_EXERCISE BRIEF_.
Every line of the material is to be quoted verbatim, minus the pictures.

########

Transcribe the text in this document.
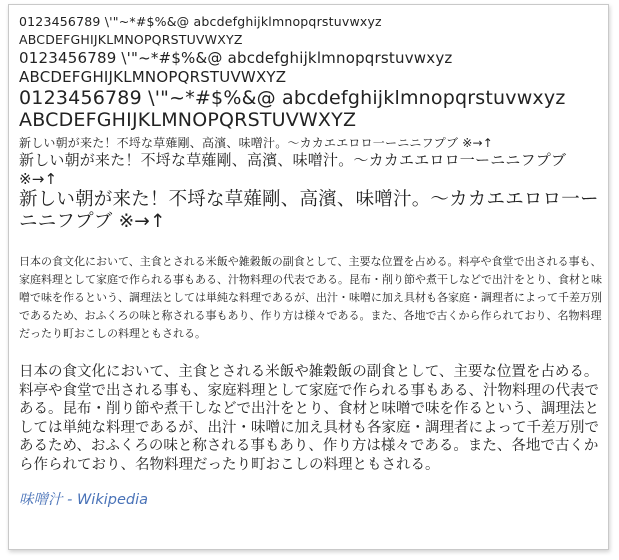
0123456789 \'"~*#$%&@ abcdefghijklmnopqrstuvwxyz

ABCDEFGHIJKLMNOPQRSTUVWXYZ

0123456789 \'"~*#$%&@ abcdefghijklmnopqrstuvwxyz

ABCDEFGHIJKLMNOPQRSTUVWXYZ

0123456789 \'"~*#$%&@ abcdefghijklmnopqrstuvwxyz

ABCDEFGHIJKLMNOPQRSTUVWXYZ

新しい朝が来た！不埒な草薙剛、高濱、味噌汁。～カカエエロロ一ーニニフプブ ※→↑

新しい朝が来た！不埒な草薙剛、高濱、味噌汁。～カカエエロロ一ーニニフプブ ※→↑

新しい朝が来た！不埒な草薙剛、高濱、味噌汁。～カカエエロロ一ーニニフプブ ※→↑

日本の食文化において、主食とされる米飯や雑穀飯の副食として、主要な位置を占める。料亭や食堂で出される事も、家庭料理として家庭で作られる事もある、汁物料理の代表である。昆布・削り節や煮干しなどで出汁をとり、食材と味噌で味を作るという、調理法としては単純な料理であるが、出汁・味噌に加え具材も各家庭・調理者によって千差万別であるため、おふくろの味と称される事もあり、作り方は様々である。また、各地で古くから作られており、名物料理だったり町おこしの料理ともされる。

日本の食文化において、主食とされる米飯や雑穀飯の副食として、主要な位置を占める。料亭や食堂で出される事も、家庭料理として家庭で作られる事もある、汁物料理の代表である。昆布・削り節や煮干しなどで出汁をとり、食材と味噌で味を作るという、調理法としては単純な料理であるが、出汁・味噌に加え具材も各家庭・調理者によって千差万別であるため、おふくろの味と称される事もあり、作り方は様々である。また、各地で古くから作られており、名物料理だったり町おこしの料理ともされる。

味噌汁 - Wikipedia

########

_FULL RESPONSE_.
Transcribe the text in this document.
0123456789 \'"~*#$%&@ abcdefghijklmnopqrstuvwxyz

ABCDEFGHIJKLMNOPQRSTUVWXYZ

0123456789 \'"~*#$%&@ abcdefghijklmnopqrstuvwxyz

ABCDEFGHIJKLMNOPQRSTUVWXYZ

0123456789 \'"~*#$%&@ abcdefghijklmnopqrstuvwxyz

ABCDEFGHIJKLMNOPQRSTUVWXYZ

新しい朝が来た！不埒な草薙剛、高濱、味噌汁。～カカエエロロ一ーニニフプブ ※→↑

新しい朝が来た！不埒な草薙剛、高濱、味噌汁。～カカエエロロ一ーニニフプブ ※→↑

新しい朝が来た！不埒な草薙剛、高濱、味噌汁。～カカエエロロ一ーニニフプブ ※→↑

日本の食文化において、主食とされる米飯や雑穀飯の副食として、主要な位置を占める。料亭や食堂で出される事も、家庭料理として家庭で作られる事もある、汁物料理の代表である。昆布・削り節や煮干しなどで出汁をとり、食材と味噌で味を作るという、調理法としては単純な料理であるが、出汁・味噌に加え具材も各家庭・調理者によって千差万別であるため、おふくろの味と称される事もあり、作り方は様々である。また、各地で古くから作られており、名物料理だったり町おこしの料理ともされる。

日本の食文化において、主食とされる米飯や雑穀飯の副食として、主要な位置を占める。料亭や食堂で出される事も、家庭料理として家庭で作られる事もある、汁物料理の代表である。昆布・削り節や煮干しなどで出汁をとり、食材と味噌で味を作るという、調理法としては単純な料理であるが、出汁・味噌に加え具材も各家庭・調理者によって千差万別であるため、おふくろの味と称される事もあり、作り方は様々である。また、各地で古くから作られており、名物料理だったり町おこしの料理ともされる。

味噌汁 - Wikipedia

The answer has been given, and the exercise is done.